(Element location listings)

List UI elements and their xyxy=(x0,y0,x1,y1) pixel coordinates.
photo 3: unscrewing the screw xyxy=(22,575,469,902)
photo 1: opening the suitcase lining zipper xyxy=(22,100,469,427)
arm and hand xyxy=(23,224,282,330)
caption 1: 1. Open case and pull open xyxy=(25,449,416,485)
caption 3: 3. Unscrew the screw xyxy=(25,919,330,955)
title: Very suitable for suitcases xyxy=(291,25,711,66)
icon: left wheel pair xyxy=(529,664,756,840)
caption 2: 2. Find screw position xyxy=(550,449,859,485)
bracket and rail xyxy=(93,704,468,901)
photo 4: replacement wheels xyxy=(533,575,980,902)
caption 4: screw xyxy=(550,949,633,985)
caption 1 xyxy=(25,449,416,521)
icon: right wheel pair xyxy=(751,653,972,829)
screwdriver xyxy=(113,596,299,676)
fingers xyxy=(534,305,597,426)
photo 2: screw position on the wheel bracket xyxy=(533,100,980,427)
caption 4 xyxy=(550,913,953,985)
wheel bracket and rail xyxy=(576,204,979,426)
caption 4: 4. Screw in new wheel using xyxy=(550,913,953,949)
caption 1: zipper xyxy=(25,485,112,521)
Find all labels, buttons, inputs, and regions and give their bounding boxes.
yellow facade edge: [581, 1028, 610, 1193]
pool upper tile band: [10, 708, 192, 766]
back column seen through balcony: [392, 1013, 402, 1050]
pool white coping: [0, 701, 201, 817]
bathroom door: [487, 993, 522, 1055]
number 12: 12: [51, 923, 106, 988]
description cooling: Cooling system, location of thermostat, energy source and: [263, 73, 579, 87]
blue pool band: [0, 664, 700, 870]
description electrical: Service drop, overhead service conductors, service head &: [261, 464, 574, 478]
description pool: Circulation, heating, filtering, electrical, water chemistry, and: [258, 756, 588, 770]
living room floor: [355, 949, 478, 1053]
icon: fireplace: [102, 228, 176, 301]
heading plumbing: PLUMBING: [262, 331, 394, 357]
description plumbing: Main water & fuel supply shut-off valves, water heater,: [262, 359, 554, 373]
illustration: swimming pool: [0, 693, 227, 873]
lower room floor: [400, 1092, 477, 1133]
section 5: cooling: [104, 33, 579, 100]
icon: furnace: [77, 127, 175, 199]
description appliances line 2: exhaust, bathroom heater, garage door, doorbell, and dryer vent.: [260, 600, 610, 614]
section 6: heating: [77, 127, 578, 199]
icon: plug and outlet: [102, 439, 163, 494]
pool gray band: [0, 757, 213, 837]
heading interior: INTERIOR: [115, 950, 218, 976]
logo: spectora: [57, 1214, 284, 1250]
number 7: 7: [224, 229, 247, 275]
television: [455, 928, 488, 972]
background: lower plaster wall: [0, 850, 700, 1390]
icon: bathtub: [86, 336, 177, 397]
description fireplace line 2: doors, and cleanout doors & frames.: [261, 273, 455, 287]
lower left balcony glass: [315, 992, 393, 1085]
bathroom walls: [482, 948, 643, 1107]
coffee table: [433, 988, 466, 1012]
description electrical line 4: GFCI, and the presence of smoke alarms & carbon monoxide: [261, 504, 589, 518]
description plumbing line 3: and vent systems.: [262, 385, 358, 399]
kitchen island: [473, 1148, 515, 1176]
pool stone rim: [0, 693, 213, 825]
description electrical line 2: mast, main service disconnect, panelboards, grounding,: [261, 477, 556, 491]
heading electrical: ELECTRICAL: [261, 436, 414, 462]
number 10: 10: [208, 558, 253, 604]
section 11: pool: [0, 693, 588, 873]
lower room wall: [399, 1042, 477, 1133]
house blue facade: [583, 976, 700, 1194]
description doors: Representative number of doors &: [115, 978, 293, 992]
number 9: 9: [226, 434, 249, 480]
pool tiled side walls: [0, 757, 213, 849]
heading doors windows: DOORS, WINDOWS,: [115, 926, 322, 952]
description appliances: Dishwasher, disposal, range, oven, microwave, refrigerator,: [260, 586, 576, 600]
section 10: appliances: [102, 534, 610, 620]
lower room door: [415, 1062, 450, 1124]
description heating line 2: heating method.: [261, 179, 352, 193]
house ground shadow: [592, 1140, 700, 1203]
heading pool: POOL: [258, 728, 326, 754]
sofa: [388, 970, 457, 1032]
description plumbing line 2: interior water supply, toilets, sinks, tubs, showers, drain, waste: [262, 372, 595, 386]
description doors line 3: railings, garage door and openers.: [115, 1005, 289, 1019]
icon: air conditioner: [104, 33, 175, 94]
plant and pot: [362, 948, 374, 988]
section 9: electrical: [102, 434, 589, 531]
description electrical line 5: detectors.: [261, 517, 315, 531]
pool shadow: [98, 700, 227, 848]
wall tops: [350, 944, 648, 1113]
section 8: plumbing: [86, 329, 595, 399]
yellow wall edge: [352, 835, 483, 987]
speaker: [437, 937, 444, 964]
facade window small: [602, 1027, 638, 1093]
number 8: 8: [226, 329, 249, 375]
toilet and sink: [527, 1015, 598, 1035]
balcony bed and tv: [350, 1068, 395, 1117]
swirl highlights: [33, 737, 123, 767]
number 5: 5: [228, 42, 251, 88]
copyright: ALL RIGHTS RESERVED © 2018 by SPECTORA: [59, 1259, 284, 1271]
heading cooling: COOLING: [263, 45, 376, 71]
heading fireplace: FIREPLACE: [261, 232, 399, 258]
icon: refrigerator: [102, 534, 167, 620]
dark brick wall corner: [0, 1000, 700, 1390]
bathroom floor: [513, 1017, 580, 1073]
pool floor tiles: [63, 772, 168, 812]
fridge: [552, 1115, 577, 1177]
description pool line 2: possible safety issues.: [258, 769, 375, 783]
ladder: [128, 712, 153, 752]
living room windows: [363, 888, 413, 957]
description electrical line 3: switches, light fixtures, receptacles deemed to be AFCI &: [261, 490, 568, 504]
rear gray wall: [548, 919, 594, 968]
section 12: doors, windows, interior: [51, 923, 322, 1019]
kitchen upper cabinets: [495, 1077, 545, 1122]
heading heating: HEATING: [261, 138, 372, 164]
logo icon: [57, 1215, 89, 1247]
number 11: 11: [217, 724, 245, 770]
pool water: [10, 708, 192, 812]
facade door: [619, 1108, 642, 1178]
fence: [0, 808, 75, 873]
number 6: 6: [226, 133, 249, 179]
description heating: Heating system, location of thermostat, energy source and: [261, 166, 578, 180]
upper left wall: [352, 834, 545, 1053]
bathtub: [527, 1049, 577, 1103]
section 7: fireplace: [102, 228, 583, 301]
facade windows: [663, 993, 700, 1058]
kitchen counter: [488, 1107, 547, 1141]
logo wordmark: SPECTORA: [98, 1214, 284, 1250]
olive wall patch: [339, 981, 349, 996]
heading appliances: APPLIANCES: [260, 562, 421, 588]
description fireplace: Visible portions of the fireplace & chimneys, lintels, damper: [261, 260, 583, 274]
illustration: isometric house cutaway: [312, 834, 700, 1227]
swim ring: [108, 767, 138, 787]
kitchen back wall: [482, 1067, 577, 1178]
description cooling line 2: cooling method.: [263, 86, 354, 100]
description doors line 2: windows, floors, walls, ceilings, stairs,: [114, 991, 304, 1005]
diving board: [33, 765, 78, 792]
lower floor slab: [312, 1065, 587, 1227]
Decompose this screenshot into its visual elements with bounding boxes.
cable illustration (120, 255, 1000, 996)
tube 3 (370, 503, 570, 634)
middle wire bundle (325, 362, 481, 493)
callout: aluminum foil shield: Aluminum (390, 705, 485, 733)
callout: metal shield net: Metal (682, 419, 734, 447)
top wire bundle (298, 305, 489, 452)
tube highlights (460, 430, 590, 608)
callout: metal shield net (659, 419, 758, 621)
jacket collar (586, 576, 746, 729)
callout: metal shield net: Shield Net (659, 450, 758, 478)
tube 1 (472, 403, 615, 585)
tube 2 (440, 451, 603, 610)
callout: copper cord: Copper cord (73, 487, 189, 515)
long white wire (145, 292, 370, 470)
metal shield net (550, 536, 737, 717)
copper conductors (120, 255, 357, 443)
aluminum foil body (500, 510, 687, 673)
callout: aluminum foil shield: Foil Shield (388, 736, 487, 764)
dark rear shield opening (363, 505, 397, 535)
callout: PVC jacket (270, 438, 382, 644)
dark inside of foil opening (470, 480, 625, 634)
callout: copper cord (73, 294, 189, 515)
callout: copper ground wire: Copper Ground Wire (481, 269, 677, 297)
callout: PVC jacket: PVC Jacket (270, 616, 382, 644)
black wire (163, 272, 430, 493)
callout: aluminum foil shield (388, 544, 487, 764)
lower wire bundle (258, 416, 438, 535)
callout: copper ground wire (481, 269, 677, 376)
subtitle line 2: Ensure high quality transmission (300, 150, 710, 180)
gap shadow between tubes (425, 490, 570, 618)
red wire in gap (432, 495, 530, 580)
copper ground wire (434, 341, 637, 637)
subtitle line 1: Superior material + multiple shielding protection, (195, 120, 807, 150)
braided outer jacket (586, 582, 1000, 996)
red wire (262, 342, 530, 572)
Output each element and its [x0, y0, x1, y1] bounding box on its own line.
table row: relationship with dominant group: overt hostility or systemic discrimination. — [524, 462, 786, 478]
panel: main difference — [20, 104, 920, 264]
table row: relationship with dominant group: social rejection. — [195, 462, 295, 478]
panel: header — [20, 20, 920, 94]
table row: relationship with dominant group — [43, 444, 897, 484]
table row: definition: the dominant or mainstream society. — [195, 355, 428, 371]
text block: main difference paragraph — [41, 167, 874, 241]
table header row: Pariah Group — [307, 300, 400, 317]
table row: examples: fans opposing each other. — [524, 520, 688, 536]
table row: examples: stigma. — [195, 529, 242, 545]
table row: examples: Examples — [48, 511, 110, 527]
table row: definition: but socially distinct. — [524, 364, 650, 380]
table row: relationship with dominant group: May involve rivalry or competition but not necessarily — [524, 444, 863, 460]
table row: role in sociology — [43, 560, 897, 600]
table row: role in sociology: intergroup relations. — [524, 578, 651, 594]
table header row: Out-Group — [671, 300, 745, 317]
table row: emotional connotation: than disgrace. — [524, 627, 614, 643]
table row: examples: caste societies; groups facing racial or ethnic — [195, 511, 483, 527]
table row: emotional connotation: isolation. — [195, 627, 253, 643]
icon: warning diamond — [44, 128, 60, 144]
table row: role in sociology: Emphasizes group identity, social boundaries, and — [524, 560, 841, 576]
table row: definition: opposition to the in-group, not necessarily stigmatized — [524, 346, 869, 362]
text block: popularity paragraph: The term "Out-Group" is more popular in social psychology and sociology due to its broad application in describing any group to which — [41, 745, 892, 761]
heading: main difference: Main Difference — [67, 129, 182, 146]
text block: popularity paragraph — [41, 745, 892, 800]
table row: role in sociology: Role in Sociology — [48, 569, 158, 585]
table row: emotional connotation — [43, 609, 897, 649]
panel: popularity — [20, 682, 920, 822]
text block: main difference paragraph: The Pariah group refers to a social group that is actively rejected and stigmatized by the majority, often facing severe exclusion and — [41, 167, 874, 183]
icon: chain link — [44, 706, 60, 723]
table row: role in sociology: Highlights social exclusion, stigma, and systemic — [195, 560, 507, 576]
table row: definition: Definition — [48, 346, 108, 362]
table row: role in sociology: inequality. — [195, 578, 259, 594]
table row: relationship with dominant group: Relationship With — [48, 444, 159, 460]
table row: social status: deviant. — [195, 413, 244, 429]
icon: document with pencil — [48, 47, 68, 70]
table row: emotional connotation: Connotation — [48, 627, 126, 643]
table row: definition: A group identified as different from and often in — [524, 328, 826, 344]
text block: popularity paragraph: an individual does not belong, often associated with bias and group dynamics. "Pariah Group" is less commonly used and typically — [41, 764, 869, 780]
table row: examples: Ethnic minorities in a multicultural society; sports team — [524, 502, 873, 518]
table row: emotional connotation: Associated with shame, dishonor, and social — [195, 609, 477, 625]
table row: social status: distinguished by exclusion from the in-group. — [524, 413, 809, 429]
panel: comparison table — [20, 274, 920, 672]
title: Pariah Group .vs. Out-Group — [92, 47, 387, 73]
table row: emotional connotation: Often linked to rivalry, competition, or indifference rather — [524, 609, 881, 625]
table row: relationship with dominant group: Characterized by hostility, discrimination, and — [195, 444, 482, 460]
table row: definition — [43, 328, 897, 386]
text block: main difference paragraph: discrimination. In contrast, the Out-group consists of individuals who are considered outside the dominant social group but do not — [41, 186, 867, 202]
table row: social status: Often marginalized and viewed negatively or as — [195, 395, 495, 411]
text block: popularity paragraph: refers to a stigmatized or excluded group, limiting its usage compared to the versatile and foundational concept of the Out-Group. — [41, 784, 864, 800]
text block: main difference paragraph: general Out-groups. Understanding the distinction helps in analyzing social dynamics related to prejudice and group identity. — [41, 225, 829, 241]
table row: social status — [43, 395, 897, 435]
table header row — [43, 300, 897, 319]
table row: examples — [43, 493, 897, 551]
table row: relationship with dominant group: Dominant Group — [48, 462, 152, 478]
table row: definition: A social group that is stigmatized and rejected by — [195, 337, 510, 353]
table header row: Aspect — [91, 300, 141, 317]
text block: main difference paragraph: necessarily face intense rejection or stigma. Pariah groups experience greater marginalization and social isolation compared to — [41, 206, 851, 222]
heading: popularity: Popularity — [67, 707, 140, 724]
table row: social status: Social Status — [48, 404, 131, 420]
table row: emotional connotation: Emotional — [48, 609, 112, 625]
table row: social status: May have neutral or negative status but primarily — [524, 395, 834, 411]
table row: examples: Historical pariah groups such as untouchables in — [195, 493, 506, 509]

» **The task**: Copy the records word for word, from their first line through the line containing "photo 4: replacement".

» **Output**:
List UI elements and their xyxy=(x0,y0,x1,y1) pixel coordinates.
photo 3: unscrewing the screw xyxy=(22,575,469,902)
photo 1: opening the suitcase lining zipper xyxy=(22,100,469,427)
arm and hand xyxy=(23,224,282,330)
caption 1: 1. Open case and pull open xyxy=(25,449,416,485)
caption 3: 3. Unscrew the screw xyxy=(25,919,330,955)
title: Very suitable for suitcases xyxy=(291,25,711,66)
icon: left wheel pair xyxy=(529,664,756,840)
caption 2: 2. Find screw position xyxy=(550,449,859,485)
bracket and rail xyxy=(93,704,468,901)
photo 4: replacement wheels xyxy=(533,575,980,902)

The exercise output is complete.